* Aim of the task: Print out the material that follows word for word.

Dataset records
____________________
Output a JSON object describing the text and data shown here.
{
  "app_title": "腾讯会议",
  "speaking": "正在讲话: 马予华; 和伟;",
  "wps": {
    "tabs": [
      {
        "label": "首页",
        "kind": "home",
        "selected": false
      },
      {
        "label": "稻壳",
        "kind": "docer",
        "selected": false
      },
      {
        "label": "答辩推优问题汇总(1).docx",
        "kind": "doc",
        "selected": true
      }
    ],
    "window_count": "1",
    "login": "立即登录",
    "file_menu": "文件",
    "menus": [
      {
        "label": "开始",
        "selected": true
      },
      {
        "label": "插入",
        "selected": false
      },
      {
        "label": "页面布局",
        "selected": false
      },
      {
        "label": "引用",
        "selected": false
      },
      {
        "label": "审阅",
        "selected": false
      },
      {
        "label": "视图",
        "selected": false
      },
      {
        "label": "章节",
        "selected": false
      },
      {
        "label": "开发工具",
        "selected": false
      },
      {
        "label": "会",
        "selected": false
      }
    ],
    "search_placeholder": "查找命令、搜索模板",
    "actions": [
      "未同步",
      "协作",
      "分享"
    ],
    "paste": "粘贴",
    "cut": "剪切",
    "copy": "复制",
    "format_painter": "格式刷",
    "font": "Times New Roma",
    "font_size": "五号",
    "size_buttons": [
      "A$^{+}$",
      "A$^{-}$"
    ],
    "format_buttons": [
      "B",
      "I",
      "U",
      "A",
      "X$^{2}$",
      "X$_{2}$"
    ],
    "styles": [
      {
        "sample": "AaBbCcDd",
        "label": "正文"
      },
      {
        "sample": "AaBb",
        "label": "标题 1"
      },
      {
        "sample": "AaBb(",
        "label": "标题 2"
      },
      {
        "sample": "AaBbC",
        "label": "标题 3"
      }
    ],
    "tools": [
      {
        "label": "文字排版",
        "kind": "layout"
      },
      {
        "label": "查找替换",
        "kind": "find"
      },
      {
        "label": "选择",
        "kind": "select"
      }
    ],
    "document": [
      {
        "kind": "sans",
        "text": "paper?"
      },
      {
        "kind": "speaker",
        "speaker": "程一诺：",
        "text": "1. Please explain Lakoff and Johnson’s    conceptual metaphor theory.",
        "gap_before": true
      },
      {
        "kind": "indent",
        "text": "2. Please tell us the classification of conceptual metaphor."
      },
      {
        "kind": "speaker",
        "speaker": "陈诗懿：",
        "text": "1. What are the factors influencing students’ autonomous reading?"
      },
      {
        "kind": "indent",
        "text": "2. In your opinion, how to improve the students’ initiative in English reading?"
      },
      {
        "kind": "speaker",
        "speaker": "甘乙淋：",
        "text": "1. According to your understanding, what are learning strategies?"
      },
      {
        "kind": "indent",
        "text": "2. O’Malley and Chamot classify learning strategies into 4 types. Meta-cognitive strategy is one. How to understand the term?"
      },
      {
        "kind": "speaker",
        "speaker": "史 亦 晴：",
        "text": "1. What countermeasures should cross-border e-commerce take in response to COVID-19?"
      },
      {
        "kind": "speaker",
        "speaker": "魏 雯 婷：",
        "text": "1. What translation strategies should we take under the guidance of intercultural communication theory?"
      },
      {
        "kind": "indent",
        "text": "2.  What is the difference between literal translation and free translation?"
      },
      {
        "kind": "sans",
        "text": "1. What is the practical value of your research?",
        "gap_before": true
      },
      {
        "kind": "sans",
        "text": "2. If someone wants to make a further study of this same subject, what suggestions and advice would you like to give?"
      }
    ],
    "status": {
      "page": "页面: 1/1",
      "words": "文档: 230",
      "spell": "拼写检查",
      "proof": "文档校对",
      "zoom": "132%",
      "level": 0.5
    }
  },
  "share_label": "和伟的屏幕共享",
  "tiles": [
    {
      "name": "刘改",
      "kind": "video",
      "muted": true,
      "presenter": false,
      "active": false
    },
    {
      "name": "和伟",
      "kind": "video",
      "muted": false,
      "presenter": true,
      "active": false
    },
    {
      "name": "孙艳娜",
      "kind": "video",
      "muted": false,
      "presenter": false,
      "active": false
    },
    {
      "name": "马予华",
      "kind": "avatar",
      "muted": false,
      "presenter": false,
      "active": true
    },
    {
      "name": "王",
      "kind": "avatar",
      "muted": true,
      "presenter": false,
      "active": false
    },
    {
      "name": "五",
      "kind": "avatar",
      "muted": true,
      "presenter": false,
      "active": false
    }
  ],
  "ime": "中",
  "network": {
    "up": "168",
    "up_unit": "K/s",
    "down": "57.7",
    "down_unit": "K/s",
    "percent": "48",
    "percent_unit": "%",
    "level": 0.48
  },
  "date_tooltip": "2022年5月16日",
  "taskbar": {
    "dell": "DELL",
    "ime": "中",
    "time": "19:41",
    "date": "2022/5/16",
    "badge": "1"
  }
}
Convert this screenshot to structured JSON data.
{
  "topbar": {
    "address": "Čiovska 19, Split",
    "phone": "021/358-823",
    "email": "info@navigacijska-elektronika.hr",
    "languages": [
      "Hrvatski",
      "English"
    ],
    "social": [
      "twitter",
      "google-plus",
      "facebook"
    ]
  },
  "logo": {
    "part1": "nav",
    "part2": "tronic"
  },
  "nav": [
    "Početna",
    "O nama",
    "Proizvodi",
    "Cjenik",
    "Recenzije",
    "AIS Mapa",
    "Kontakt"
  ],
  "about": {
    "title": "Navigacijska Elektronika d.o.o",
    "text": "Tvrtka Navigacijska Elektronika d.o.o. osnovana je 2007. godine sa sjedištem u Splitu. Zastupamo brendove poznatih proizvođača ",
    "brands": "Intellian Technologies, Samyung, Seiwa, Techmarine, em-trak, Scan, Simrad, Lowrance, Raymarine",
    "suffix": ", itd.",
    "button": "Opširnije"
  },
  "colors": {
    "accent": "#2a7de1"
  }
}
____________________
* Answer to the problem:
Output a JSON object describing the text and data shown here.
{
  "app_title": "腾讯会议",
  "speaking": "正在讲话: 马予华; 和伟;",
  "wps": {
    "tabs": [
      {
        "label": "首页",
        "kind": "home",
        "selected": false
      },
      {
        "label": "稻壳",
        "kind": "docer",
        "selected": false
      },
      {
        "label": "答辩推优问题汇总(1).docx",
        "kind": "doc",
        "selected": true
      }
    ],
    "window_count": "1",
    "login": "立即登录",
    "file_menu": "文件",
    "menus": [
      {
        "label": "开始",
        "selected": true
      },
      {
        "label": "插入",
        "selected": false
      },
      {
        "label": "页面布局",
        "selected": false
      },
      {
        "label": "引用",
        "selected": false
      },
      {
        "label": "审阅",
        "selected": false
      },
      {
        "label": "视图",
        "selected": false
      },
      {
        "label": "章节",
        "selected": false
      },
      {
        "label": "开发工具",
        "selected": false
      },
      {
        "label": "会",
        "selected": false
      }
    ],
    "search_placeholder": "查找命令、搜索模板",
    "actions": [
      "未同步",
      "协作",
      "分享"
    ],
    "paste": "粘贴",
    "cut": "剪切",
    "copy": "复制",
    "format_painter": "格式刷",
    "font": "Times New Roma",
    "font_size": "五号",
    "size_buttons": [
      "A$^{+}$",
      "A$^{-}$"
    ],
    "format_buttons": [
      "B",
      "I",
      "U",
      "A",
      "X$^{2}$",
      "X$_{2}$"
    ],
    "styles": [
      {
        "sample": "AaBbCcDd",
        "label": "正文"
      },
      {
        "sample": "AaBb",
        "label": "标题 1"
      },
      {
        "sample": "AaBb(",
        "label": "标题 2"
      },
      {
        "sample": "AaBbC",
        "label": "标题 3"
      }
    ],
    "tools": [
      {
        "label": "文字排版",
        "kind": "layout"
      },
      {
        "label": "查找替换",
        "kind": "find"
      },
      {
        "label": "选择",
        "kind": "select"
      }
    ],
    "document": [
      {
        "kind": "sans",
        "text": "paper?"
      },
      {
        "kind": "speaker",
        "speaker": "程一诺：",
        "text": "1. Please explain Lakoff and Johnson’s    conceptual metaphor theory.",
        "gap_before": true
      },
      {
        "kind": "indent",
        "text": "2. Please tell us the classification of conceptual metaphor."
      },
      {
        "kind": "speaker",
        "speaker": "陈诗懿：",
        "text": "1. What are the factors influencing students’ autonomous reading?"
      },
      {
        "kind": "indent",
        "text": "2. In your opinion, how to improve the students’ initiative in English reading?"
      },
      {
        "kind": "speaker",
        "speaker": "甘乙淋：",
        "text": "1. According to your understanding, what are learning strategies?"
      },
      {
        "kind": "indent",
        "text": "2. O’Malley and Chamot classify learning strategies into 4 types. Meta-cognitive strategy is one. How to understand the term?"
      },
      {
        "kind": "speaker",
        "speaker": "史 亦 晴：",
        "text": "1. What countermeasures should cross-border e-commerce take in response to COVID-19?"
      },
      {
        "kind": "speaker",
        "speaker": "魏 雯 婷：",
        "text": "1. What translation strategies should we take under the guidance of intercultural communication theory?"
      },
      {
        "kind": "indent",
        "text": "2.  What is the difference between literal translation and free translation?"
      },
      {
        "kind": "sans",
        "text": "1. What is the practical value of your research?",
        "gap_before": true
      },
      {
        "kind": "sans",
        "text": "2. If someone wants to make a further study of this same subject, what suggestions and advice would you like to give?"
      }
    ],
    "status": {
      "page": "页面: 1/1",
      "words": "文档: 230",
      "spell": "拼写检查",
      "proof": "文档校对",
      "zoom": "132%",
      "level": 0.5
    }
  },
  "share_label": "和伟的屏幕共享",
  "tiles": [
    {
      "name": "刘改",
      "kind": "video",
      "muted": true,
      "presenter": false,
      "active": false
    },
    {
      "name": "和伟",
      "kind": "video",
      "muted": false,
      "presenter": true,
      "active": false
    },
    {
      "name": "孙艳娜",
      "kind": "video",
      "muted": false,
      "presenter": false,
      "active": false
    },
    {
      "name": "马予华",
      "kind": "avatar",
      "muted": false,
      "presenter": false,
      "active": true
    },
    {
      "name": "王",
      "kind": "avatar",
      "muted": true,
      "presenter": false,
      "active": false
    },
    {
      "name": "五",
      "kind": "avatar",
      "muted": true,
      "presenter": false,
      "active": false
    }
  ],
  "ime": "中",
  "network": {
    "up": "168",
    "up_unit": "K/s",
    "down": "57.7",
    "down_unit": "K/s",
    "percent": "48",
    "percent_unit": "%",
    "level": 0.48
  },
  "date_tooltip": "2022年5月16日",
  "taskbar": {
    "dell": "DELL",
    "ime": "中",
    "time": "19:41",
    "date": "2022/5/16",
    "badge": "1"
  }
}
Convert this screenshot to structured JSON data.
{
  "topbar": {
    "address": "Čiovska 19, Split",
    "phone": "021/358-823",
    "email": "info@navigacijska-elektronika.hr",
    "languages": [
      "Hrvatski",
      "English"
    ],
    "social": [
      "twitter",
      "google-plus",
      "facebook"
    ]
  },
  "logo": {
    "part1": "nav",
    "part2": "tronic"
  },
  "nav": [
    "Početna",
    "O nama",
    "Proizvodi",
    "Cjenik",
    "Recenzije",
    "AIS Mapa",
    "Kontakt"
  ],
  "about": {
    "title": "Navigacijska Elektronika d.o.o",
    "text": "Tvrtka Navigacijska Elektronika d.o.o. osnovana je 2007. godine sa sjedištem u Splitu. Zastupamo brendove poznatih proizvođača ",
    "brands": "Intellian Technologies, Samyung, Seiwa, Techmarine, em-trak, Scan, Simrad, Lowrance, Raymarine",
    "suffix": ", itd.",
    "button": "Opširnije"
  },
  "colors": {
    "accent": "#2a7de1"
  }
}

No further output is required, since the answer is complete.